*Task instructions*
Gather every line in the records below that contains the word "icon".

*Provided data*
═══

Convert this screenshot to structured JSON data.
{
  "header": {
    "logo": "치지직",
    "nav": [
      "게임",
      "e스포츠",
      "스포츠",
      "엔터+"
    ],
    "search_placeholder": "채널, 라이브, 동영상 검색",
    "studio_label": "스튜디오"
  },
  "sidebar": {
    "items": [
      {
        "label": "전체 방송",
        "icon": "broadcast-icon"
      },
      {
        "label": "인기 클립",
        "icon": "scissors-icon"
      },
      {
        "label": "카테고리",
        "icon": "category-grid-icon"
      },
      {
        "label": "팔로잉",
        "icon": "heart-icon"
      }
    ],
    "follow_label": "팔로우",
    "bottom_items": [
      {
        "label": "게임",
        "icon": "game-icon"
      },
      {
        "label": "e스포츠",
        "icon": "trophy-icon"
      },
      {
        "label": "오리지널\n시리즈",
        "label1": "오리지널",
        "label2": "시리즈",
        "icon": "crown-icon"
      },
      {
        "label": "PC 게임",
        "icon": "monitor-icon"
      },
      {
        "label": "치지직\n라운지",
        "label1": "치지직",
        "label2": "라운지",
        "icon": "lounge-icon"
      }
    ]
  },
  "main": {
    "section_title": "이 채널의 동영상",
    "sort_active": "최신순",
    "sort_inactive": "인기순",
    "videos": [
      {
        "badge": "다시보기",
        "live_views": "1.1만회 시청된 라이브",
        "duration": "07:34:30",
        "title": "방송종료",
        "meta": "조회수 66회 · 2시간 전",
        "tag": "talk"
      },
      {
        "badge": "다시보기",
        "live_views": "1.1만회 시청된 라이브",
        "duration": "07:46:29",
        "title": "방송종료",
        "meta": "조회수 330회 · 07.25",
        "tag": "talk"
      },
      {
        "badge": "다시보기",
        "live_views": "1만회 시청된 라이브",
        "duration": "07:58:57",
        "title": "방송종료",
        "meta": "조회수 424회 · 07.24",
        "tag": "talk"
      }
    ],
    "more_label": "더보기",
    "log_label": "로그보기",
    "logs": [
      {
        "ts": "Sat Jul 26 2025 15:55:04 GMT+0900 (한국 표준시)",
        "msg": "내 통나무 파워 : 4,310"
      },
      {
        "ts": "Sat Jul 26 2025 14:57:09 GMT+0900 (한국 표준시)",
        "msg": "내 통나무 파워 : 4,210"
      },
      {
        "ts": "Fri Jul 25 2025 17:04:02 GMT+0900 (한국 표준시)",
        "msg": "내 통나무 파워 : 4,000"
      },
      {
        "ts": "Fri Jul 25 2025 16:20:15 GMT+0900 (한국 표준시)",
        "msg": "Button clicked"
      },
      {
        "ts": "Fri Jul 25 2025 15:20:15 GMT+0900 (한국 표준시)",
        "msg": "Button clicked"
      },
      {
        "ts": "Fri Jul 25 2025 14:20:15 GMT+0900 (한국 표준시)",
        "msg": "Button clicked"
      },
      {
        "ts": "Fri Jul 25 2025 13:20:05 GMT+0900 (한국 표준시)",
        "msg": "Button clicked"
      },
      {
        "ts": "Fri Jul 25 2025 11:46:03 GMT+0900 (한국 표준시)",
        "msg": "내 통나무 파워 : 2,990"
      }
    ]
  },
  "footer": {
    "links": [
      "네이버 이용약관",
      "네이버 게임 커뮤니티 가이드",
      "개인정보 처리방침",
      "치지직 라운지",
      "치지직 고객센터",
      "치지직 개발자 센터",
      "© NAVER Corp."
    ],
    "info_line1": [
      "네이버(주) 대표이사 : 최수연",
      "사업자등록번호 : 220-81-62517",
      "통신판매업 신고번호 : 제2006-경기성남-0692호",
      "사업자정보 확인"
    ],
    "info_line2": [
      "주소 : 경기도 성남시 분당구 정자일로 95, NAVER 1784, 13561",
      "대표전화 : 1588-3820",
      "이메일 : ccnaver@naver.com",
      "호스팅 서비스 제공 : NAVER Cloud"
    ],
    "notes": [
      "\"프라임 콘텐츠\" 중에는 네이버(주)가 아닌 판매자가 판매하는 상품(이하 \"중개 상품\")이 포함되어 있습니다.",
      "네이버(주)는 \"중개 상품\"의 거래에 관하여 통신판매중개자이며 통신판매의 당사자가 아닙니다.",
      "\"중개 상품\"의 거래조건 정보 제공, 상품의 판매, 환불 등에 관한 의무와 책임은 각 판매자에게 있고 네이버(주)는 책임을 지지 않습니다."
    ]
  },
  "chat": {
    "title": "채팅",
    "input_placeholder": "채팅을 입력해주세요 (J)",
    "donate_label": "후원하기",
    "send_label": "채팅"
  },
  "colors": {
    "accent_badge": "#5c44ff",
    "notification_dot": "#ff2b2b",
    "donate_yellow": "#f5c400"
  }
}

═══

*Task response*
        "icon": "broadcast-icon"
        "icon": "scissors-icon"
        "icon": "category-grid-icon"
        "icon": "heart-icon"
        "icon": "game-icon"
        "icon": "trophy-icon"
        "icon": "crown-icon"
        "icon": "monitor-icon"
        "icon": "lounge-icon"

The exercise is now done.